2. One-third of the restricted stock units granted to the reporting person on June 14, 2017 vested and settled for shares of the Company's common stock.
3. The remaining one-third of the restricted stock units granted to the reporting person on June 15, 2016 vested and settled for shares of the Company's common stock.
4. One-third of the restricted stock units granted to the reporting person on June 15, 2011 vested and settled for shares of the Company's common stock.
5. The reporting person disclaims beneficial ownership of these securities and this report shall not be deemed an admission that the reporting person is the beneficial owner of such securities for purposes of Section 16 or for any other purpose.
6. Each restricted stock unit represents a contingent right to receive one share of the Company's common stock.
7. The remainder of the restricted stock units will vest in two annual installments as follows: 485 shares on June 13, 2020 and 485 shares on June 13, 2021. Vested shares will be delivered to the reporting person promptly after the vesting date.
8. The restricted stock units were issued pursuant to the Company's 2017 Stock Incentive Plan (formerly known as the Company's 2008 Stock Incentive Plan).
9. The remainder of the restricted stock units will vest as follows: 300 shares on June 14, 2020. Vested shares will be delivered to the reporting person promptly after the vesting date.
■ ■ ■ ■ ■ ■ ■
**EXERCISES TO COMPLETE:**
• A. Answer these from the restricted stock unit footnotes:
(i) What does each restricted stock unit represent?
(ii) Under which plan were the units issued, and what was that plan formerly called?
(iii) How many shares will vest on June 14, 2020?
• B. Continue the restricted stock unit footnotes from the point where they stop.
The listing that follows has no connection to the restricted stock unit footnotes.

**RECORD EXTRACTS:**
■ ■ ■ ■ ■ ■ ■
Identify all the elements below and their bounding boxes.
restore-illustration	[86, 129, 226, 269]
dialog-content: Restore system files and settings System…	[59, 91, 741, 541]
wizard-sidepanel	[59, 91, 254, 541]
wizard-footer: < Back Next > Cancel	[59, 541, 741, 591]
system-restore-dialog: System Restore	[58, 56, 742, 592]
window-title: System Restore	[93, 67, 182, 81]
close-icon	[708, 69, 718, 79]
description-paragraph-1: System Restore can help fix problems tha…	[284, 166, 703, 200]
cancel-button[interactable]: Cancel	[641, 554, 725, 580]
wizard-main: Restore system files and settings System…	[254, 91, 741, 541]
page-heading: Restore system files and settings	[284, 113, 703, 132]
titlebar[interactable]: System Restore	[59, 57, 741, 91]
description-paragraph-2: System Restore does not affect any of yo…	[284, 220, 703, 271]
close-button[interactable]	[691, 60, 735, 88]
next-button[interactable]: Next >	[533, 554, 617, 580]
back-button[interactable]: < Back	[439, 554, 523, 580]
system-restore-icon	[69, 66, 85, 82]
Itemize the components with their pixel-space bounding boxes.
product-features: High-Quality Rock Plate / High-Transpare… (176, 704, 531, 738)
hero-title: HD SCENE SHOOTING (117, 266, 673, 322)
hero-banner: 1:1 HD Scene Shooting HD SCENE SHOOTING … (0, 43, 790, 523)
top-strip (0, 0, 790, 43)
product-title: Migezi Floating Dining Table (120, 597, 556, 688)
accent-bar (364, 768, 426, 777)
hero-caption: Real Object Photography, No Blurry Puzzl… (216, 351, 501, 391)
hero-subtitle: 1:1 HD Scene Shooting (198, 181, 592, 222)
■ ■ ■ ■ ■ ■ ■
**ANSWERS BY ITEM NUMBER:**
• A.
(i) A contingent right to receive one share of the Company's common stock.
(ii) The Company's 2017 Stock Incentive Plan, formerly known as the Company's 2008 Stock Incentive Plan.
(iii) 300 shares.

• B.
10. The remainder of the restricted stock units will vest as follows: 2,068 shares on June 15, 2020. Vested shares will be delivered to the reporting person promptly after the vesting date.
/s/ Jonathan Biller, Attorney-in-Fact 06/17/2019
** Signature of Reporting Person Date
Reminder: Report on a separate line for each class of securities beneficially owned directly or indirectly.
* If the form is filed by more than one reporting person, see Instruction 4 (b)(v).
** Intentional misstatements or omissions of facts constitute Federal Criminal Violations See 18 U.S.C. 1001 and 15 U.S.C. 78ff(a).
Note: File three copies of this Form, one of which must be manually signed. If space is insufficient, see Instruction 6 for procedure.
Persons who respond to the collection of information contained in this form are not required to respond unless the form displays a currently valid OMB Number.